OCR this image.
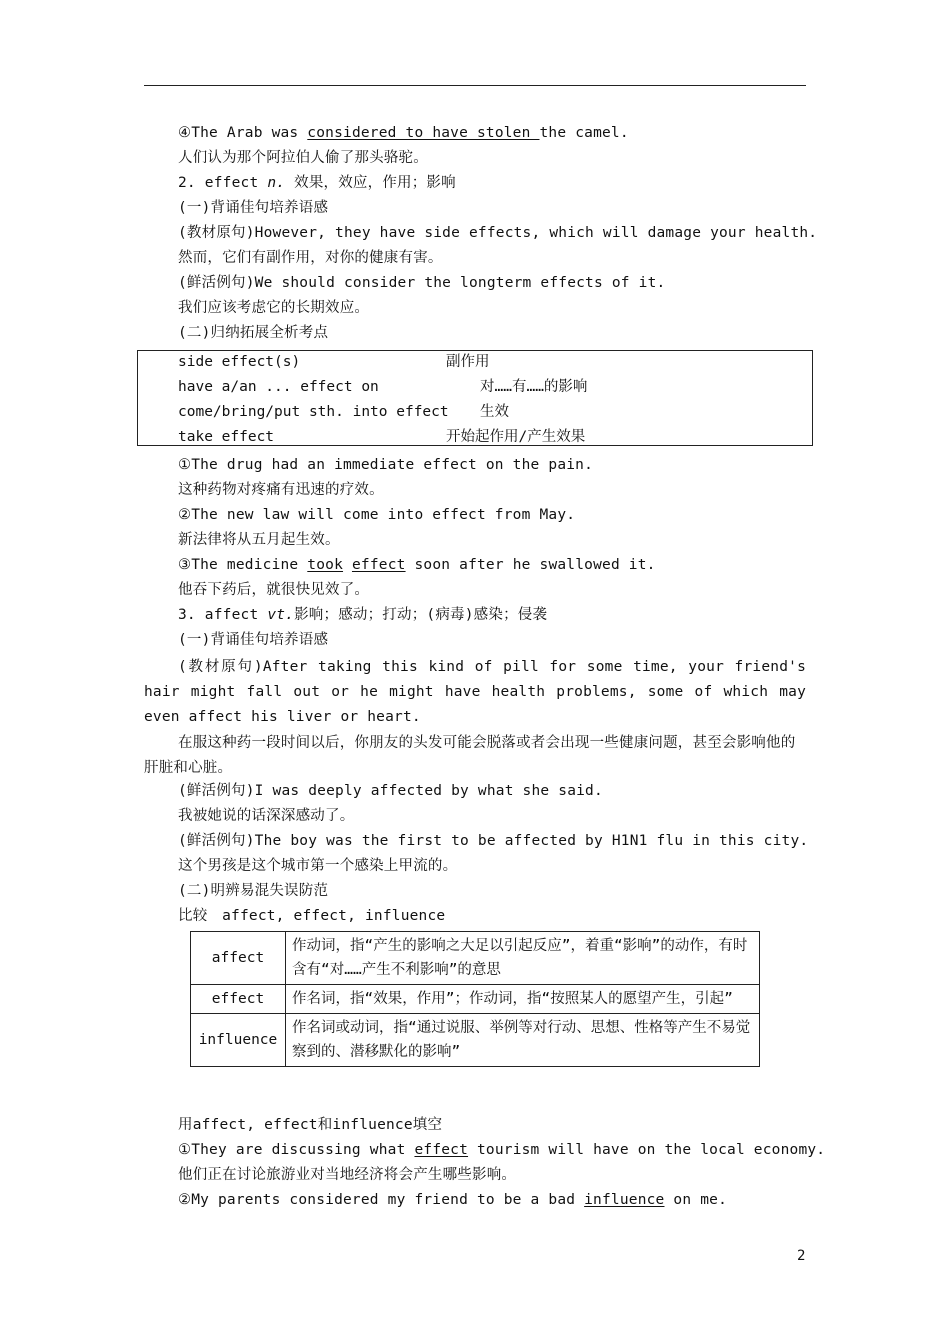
④The Arab was considered to have stolen the camel.
人们认为那个阿拉伯人偷了那头骆驼。
2. effect n. 效果，效应，作用；影响
(一)背诵佳句培养语感
(教材原句)However, they have side effects, which will damage your health.
然而，它们有副作用，对你的健康有害。
(鲜活例句)We should consider the longterm effects of it.
我们应该考虑它的长期效应。
(二)归纳拓展全析考点
side effect(s)	副作用
have a/an ... effect on	对……有……的影响
come/bring/put sth. into effect 生效
take effect	开始起作用/产生效果
①The drug had an immediate effect on the pain.
这种药物对疼痛有迅速的疗效。
②The new law will come into effect from May.
新法律将从五月起生效。
③The medicine took effect soon after he swallowed it.
他吞下药后，就很快见效了。
3. affect vt.影响；感动；打动；(病毒)感染；侵袭
(一)背诵佳句培养语感
(教材原句)After taking this kind of pill for some time, your friend's hair might fall out or he might have health problems, some of which may even affect his liver or heart.
在服这种药一段时间以后，你朋友的头发可能会脱落或者会出现一些健康问题，甚至会影响他的肝脏和心脏。
(鲜活例句)I was deeply affected by what she said.
我被她说的话深深感动了。
(鲜活例句)The boy was the first to be affected by H1N1 flu in this city.
这个男孩是这个城市第一个感染上甲流的。
(二)明辨易混失误防范
比较　affect, effect, influence
affect	作动词，指“产生的影响之大足以引起反应”，着重“影响”的动作，有时含有“对……产生不利影响”的意思
effect	作名词，指“效果，作用”；作动词，指“按照某人的愿望产生，引起”
influence	作名词或动词，指“通过说服、举例等对行动、思想、性格等产生不易觉察到的、潜移默化的影响”
用affect, effect和influence填空
①They are discussing what effect tourism will have on the local economy.
他们正在讨论旅游业对当地经济将会产生哪些影响。
②My parents considered my friend to be a bad influence on me.
2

:: Set problem ::
Keep the pictures out of the copy and write out the data exactly as it stands.

:: Written solution ::
OCR this image.
④The Arab was considered to have stolen the camel.
人们认为那个阿拉伯人偷了那头骆驼。
2. effect n. 效果，效应，作用；影响
(一)背诵佳句培养语感
(教材原句)However, they have side effects, which will damage your health.
然而，它们有副作用，对你的健康有害。
(鲜活例句)We should consider the longterm effects of it.
我们应该考虑它的长期效应。
(二)归纳拓展全析考点
side effect(s)	副作用
have a/an ... effect on	对……有……的影响
come/bring/put sth. into effect 生效
take effect	开始起作用/产生效果
①The drug had an immediate effect on the pain.
这种药物对疼痛有迅速的疗效。
②The new law will come into effect from May.
新法律将从五月起生效。
③The medicine took effect soon after he swallowed it.
他吞下药后，就很快见效了。
3. affect vt.影响；感动；打动；(病毒)感染；侵袭
(一)背诵佳句培养语感
(教材原句)After taking this kind of pill for some time, your friend's hair might fall out or he might have health problems, some of which may even affect his liver or heart.
在服这种药一段时间以后，你朋友的头发可能会脱落或者会出现一些健康问题，甚至会影响他的肝脏和心脏。
(鲜活例句)I was deeply affected by what she said.
我被她说的话深深感动了。
(鲜活例句)The boy was the first to be affected by H1N1 flu in this city.
这个男孩是这个城市第一个感染上甲流的。
(二)明辨易混失误防范
比较　affect, effect, influence
affect	作动词，指“产生的影响之大足以引起反应”，着重“影响”的动作，有时含有“对……产生不利影响”的意思
effect	作名词，指“效果，作用”；作动词，指“按照某人的愿望产生，引起”
influence	作名词或动词，指“通过说服、举例等对行动、思想、性格等产生不易觉察到的、潜移默化的影响”
用affect, effect和influence填空
①They are discussing what effect tourism will have on the local economy.
他们正在讨论旅游业对当地经济将会产生哪些影响。
②My parents considered my friend to be a bad influence on me.
2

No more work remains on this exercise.